Collection entries
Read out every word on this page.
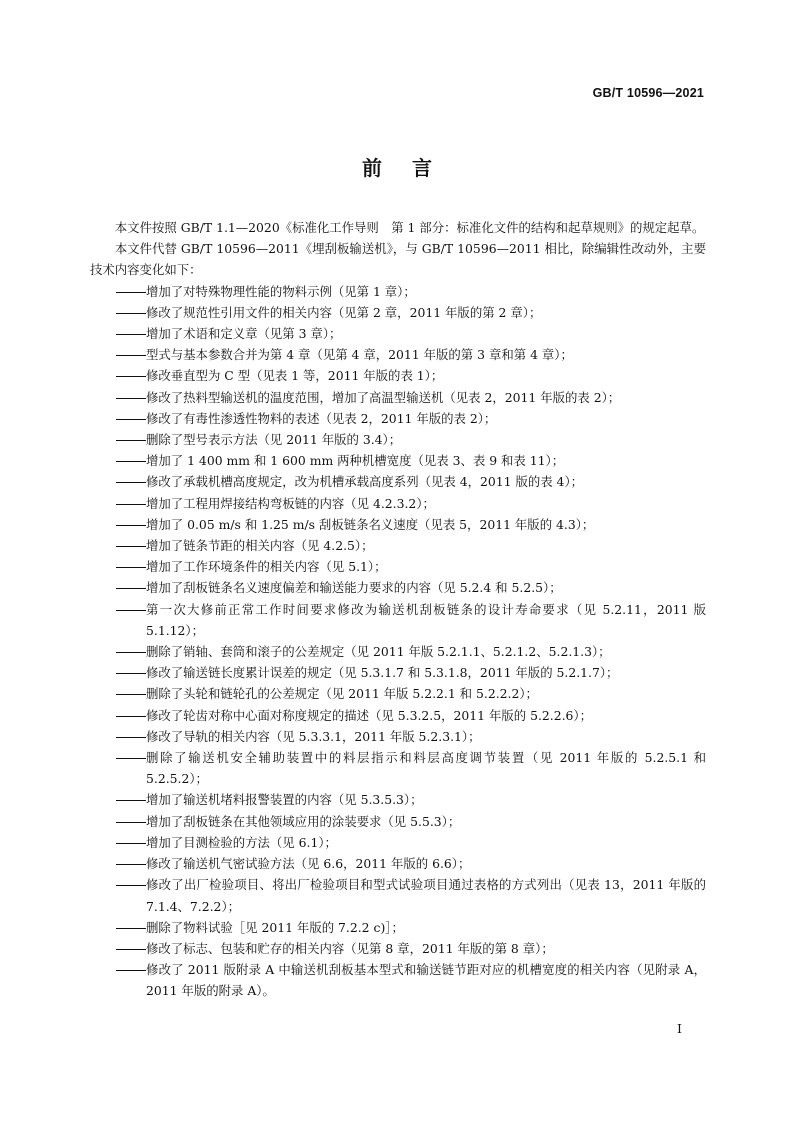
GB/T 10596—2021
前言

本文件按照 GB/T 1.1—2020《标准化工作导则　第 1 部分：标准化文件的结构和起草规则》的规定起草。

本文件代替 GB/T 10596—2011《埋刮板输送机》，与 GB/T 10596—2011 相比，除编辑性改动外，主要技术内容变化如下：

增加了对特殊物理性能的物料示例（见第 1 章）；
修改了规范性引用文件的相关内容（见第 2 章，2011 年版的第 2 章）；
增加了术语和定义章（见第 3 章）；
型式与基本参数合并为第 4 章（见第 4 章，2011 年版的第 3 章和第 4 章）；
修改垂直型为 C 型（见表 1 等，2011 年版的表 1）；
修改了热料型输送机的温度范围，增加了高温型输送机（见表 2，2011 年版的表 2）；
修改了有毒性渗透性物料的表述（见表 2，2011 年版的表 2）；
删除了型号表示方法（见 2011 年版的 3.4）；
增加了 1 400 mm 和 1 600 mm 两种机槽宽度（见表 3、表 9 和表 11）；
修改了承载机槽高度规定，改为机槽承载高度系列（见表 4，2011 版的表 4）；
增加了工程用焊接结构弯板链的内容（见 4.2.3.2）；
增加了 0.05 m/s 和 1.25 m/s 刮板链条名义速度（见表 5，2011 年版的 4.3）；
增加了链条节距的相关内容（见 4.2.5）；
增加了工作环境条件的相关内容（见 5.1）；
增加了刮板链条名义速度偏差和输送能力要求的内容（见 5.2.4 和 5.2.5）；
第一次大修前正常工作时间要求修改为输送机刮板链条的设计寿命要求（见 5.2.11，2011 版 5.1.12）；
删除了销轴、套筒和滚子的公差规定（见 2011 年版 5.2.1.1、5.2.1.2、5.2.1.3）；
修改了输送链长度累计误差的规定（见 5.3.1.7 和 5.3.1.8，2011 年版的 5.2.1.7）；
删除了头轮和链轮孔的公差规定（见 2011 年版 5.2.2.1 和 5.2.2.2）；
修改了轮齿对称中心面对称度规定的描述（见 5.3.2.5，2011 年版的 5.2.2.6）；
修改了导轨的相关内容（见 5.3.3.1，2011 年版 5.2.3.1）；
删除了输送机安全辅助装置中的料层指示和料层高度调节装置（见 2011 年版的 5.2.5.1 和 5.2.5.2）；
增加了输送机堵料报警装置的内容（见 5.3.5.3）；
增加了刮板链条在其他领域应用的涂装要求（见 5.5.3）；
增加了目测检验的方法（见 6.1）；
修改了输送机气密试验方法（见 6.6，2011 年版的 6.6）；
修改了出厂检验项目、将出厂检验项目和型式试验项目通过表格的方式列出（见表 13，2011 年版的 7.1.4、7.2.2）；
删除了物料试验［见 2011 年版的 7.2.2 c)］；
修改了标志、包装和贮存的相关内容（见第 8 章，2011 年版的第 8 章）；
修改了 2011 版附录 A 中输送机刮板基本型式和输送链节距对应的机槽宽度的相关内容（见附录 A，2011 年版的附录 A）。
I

▸ **Aim**:
Scan the material above for the string "年版的第" and return the lines that hold it.

▸ **Solution to this problem**:
修改了规范性引用文件的相关内容（见第 2 章，2011 年版的第 2 章）；
型式与基本参数合并为第 4 章（见第 4 章，2011 年版的第 3 章和第 4 章）；
修改了标志、包装和贮存的相关内容（见第 8 章，2011 年版的第 8 章）；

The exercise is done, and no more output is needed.